DATA SUPPLIED
⁂
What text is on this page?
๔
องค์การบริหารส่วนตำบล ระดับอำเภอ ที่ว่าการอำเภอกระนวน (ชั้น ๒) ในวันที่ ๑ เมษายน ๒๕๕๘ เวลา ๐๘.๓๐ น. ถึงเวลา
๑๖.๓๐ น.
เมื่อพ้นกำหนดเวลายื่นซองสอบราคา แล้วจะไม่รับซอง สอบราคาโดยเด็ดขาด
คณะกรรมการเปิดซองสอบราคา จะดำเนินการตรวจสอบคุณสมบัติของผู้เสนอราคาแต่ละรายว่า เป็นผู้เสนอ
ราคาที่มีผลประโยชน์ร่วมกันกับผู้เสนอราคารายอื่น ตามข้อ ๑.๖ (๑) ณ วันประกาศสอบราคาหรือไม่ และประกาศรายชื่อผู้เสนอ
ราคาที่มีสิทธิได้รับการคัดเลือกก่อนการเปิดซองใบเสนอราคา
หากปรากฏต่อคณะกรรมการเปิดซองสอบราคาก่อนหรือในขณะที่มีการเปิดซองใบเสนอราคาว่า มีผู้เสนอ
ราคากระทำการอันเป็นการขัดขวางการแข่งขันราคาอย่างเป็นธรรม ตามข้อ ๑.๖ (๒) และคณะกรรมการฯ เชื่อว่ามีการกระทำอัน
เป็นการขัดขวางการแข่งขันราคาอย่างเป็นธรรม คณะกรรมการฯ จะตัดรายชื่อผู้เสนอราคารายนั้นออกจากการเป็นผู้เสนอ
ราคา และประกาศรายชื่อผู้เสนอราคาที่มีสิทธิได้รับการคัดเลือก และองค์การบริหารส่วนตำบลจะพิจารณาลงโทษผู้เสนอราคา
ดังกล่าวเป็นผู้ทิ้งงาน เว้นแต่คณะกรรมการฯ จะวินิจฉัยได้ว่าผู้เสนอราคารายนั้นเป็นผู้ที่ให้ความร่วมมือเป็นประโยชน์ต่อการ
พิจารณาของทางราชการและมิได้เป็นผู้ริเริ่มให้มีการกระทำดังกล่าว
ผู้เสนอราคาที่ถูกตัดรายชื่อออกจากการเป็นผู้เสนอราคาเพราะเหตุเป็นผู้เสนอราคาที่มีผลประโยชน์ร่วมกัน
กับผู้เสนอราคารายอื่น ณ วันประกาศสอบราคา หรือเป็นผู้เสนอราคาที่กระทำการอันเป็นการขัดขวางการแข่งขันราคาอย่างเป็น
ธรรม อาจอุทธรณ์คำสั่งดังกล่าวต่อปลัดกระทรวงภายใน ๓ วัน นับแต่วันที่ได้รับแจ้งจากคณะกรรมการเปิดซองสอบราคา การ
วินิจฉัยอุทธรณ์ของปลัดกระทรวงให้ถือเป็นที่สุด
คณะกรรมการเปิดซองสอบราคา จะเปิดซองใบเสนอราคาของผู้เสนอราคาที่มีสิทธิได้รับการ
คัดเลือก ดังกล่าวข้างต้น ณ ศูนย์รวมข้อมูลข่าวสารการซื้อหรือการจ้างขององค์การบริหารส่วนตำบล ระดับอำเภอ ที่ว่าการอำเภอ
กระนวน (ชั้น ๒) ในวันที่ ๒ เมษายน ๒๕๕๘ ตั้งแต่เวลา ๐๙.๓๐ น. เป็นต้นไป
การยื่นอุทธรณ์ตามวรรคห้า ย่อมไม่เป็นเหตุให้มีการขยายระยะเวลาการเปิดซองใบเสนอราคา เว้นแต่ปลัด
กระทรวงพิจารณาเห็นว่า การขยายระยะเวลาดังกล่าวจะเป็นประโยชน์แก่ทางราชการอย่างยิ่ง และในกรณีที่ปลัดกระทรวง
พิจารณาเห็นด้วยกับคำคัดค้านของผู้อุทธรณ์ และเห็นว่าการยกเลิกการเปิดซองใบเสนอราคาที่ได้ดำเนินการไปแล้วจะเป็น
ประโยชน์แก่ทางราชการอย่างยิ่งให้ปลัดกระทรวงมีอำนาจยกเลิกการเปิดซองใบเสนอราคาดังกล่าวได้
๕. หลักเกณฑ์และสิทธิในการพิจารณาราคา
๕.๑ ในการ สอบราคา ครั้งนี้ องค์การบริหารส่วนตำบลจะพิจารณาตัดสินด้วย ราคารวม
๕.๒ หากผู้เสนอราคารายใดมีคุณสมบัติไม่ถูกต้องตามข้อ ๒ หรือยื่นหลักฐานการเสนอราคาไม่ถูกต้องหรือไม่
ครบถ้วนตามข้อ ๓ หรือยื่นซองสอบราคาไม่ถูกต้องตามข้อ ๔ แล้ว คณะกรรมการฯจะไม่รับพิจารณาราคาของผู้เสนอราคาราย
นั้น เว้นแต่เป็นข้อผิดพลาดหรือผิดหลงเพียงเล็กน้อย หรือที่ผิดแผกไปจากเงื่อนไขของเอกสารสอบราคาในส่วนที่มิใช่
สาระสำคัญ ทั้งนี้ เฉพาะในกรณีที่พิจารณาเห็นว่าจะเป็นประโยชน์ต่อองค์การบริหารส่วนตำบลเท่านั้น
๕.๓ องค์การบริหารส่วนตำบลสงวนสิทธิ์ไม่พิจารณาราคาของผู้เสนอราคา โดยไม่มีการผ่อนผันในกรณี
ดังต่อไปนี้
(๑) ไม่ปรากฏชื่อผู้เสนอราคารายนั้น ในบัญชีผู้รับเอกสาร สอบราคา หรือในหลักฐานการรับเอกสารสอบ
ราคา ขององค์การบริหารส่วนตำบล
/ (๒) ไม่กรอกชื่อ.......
⁂
AIM
Report how many lines in the entries hold the string "ทางราชการอย". Nothing but the number is wanted.

TASK ANSWER
2